DATA SHOWN

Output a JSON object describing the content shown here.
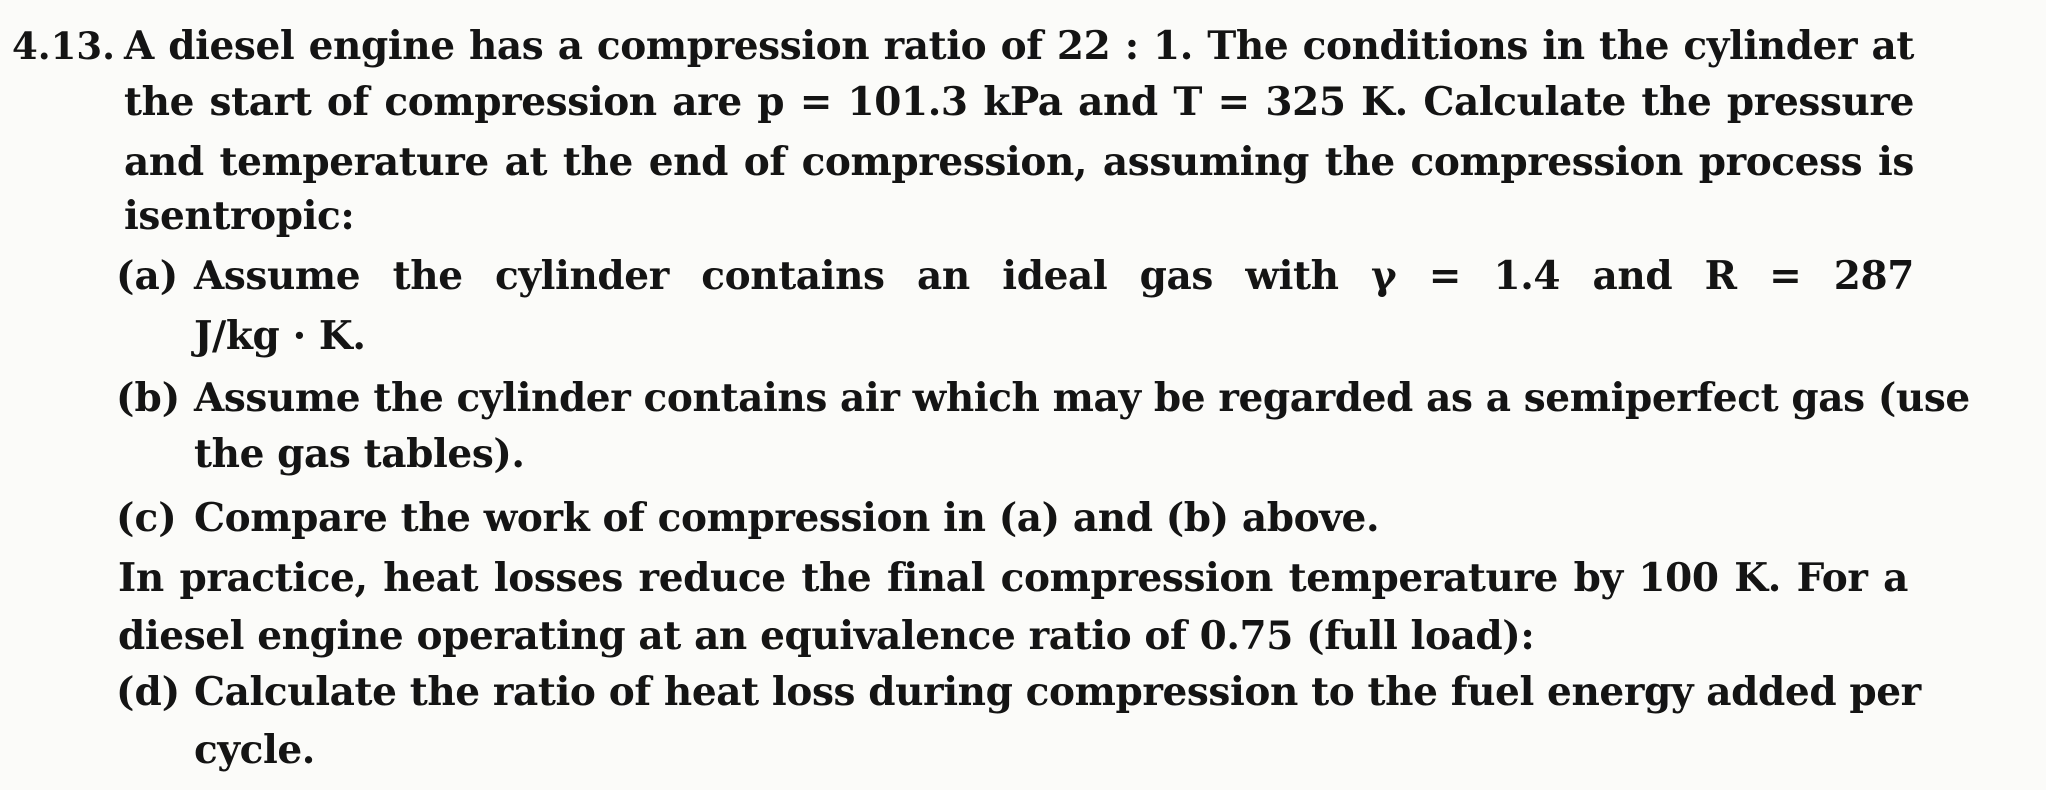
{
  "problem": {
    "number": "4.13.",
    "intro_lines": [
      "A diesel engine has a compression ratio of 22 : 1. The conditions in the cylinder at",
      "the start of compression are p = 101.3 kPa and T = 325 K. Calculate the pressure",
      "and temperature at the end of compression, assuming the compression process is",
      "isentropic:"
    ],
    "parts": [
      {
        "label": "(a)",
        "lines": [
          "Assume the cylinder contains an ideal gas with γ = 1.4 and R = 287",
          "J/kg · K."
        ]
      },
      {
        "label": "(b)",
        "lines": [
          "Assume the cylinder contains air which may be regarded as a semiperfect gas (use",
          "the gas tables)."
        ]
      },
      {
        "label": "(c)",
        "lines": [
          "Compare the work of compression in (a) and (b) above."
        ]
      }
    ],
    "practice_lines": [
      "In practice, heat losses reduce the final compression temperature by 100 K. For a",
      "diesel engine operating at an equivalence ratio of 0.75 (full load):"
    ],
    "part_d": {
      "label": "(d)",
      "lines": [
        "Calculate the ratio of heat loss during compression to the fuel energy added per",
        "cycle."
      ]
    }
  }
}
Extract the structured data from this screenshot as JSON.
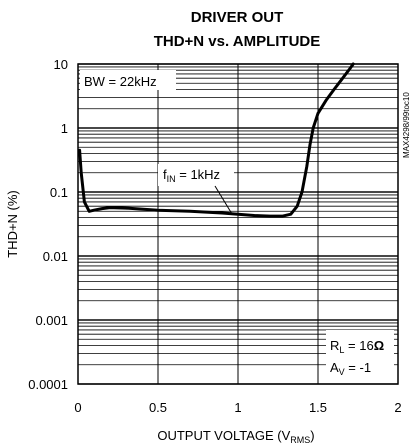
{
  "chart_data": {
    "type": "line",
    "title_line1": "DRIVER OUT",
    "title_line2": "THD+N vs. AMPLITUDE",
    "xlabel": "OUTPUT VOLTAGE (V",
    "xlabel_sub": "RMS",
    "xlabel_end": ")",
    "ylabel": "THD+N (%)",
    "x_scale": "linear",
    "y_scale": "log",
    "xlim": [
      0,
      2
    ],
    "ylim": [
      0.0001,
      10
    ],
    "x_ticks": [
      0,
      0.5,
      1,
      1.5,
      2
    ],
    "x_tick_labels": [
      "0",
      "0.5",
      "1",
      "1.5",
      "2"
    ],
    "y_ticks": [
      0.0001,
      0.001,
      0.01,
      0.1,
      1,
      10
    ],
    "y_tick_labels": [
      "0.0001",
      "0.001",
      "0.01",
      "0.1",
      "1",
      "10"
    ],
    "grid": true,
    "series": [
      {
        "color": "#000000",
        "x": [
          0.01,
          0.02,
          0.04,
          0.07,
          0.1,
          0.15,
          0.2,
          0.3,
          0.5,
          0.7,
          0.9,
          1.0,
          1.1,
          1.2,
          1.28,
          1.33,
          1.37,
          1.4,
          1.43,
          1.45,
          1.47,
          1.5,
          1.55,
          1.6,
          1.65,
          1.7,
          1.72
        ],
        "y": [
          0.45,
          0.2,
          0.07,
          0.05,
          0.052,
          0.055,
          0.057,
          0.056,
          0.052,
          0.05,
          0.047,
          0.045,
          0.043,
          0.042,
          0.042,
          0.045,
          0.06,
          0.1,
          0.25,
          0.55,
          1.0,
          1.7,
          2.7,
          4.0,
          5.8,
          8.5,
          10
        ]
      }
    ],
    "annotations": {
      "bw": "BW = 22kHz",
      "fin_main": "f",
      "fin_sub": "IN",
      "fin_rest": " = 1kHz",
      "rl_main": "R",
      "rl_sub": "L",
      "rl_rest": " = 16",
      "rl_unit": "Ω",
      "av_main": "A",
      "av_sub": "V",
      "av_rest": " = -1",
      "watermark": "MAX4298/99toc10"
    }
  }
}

PROBLEM
Restate the whole listing above exactly, please, omitting every image.

ANSWER TO THIS EXERCISE
Output a JSON object describing the content shown here.
{
  "problem": {
    "number": "4.13.",
    "intro_lines": [
      "A diesel engine has a compression ratio of 22 : 1. The conditions in the cylinder at",
      "the start of compression are p = 101.3 kPa and T = 325 K. Calculate the pressure",
      "and temperature at the end of compression, assuming the compression process is",
      "isentropic:"
    ],
    "parts": [
      {
        "label": "(a)",
        "lines": [
          "Assume the cylinder contains an ideal gas with γ = 1.4 and R = 287",
          "J/kg · K."
        ]
      },
      {
        "label": "(b)",
        "lines": [
          "Assume the cylinder contains air which may be regarded as a semiperfect gas (use",
          "the gas tables)."
        ]
      },
      {
        "label": "(c)",
        "lines": [
          "Compare the work of compression in (a) and (b) above."
        ]
      }
    ],
    "practice_lines": [
      "In practice, heat losses reduce the final compression temperature by 100 K. For a",
      "diesel engine operating at an equivalence ratio of 0.75 (full load):"
    ],
    "part_d": {
      "label": "(d)",
      "lines": [
        "Calculate the ratio of heat loss during compression to the fuel energy added per",
        "cycle."
      ]
    }
  }
}
Extract the structured data from this screenshot as JSON.
{
  "chart_data": {
    "type": "line",
    "title_line1": "DRIVER OUT",
    "title_line2": "THD+N vs. AMPLITUDE",
    "xlabel": "OUTPUT VOLTAGE (V",
    "xlabel_sub": "RMS",
    "xlabel_end": ")",
    "ylabel": "THD+N (%)",
    "x_scale": "linear",
    "y_scale": "log",
    "xlim": [
      0,
      2
    ],
    "ylim": [
      0.0001,
      10
    ],
    "x_ticks": [
      0,
      0.5,
      1,
      1.5,
      2
    ],
    "x_tick_labels": [
      "0",
      "0.5",
      "1",
      "1.5",
      "2"
    ],
    "y_ticks": [
      0.0001,
      0.001,
      0.01,
      0.1,
      1,
      10
    ],
    "y_tick_labels": [
      "0.0001",
      "0.001",
      "0.01",
      "0.1",
      "1",
      "10"
    ],
    "grid": true,
    "series": [
      {
        "color": "#000000",
        "x": [
          0.01,
          0.02,
          0.04,
          0.07,
          0.1,
          0.15,
          0.2,
          0.3,
          0.5,
          0.7,
          0.9,
          1.0,
          1.1,
          1.2,
          1.28,
          1.33,
          1.37,
          1.4,
          1.43,
          1.45,
          1.47,
          1.5,
          1.55,
          1.6,
          1.65,
          1.7,
          1.72
        ],
        "y": [
          0.45,
          0.2,
          0.07,
          0.05,
          0.052,
          0.055,
          0.057,
          0.056,
          0.052,
          0.05,
          0.047,
          0.045,
          0.043,
          0.042,
          0.042,
          0.045,
          0.06,
          0.1,
          0.25,
          0.55,
          1.0,
          1.7,
          2.7,
          4.0,
          5.8,
          8.5,
          10
        ]
      }
    ],
    "annotations": {
      "bw": "BW = 22kHz",
      "fin_main": "f",
      "fin_sub": "IN",
      "fin_rest": " = 1kHz",
      "rl_main": "R",
      "rl_sub": "L",
      "rl_rest": " = 16",
      "rl_unit": "Ω",
      "av_main": "A",
      "av_sub": "V",
      "av_rest": " = -1",
      "watermark": "MAX4298/99toc10"
    }
  }
}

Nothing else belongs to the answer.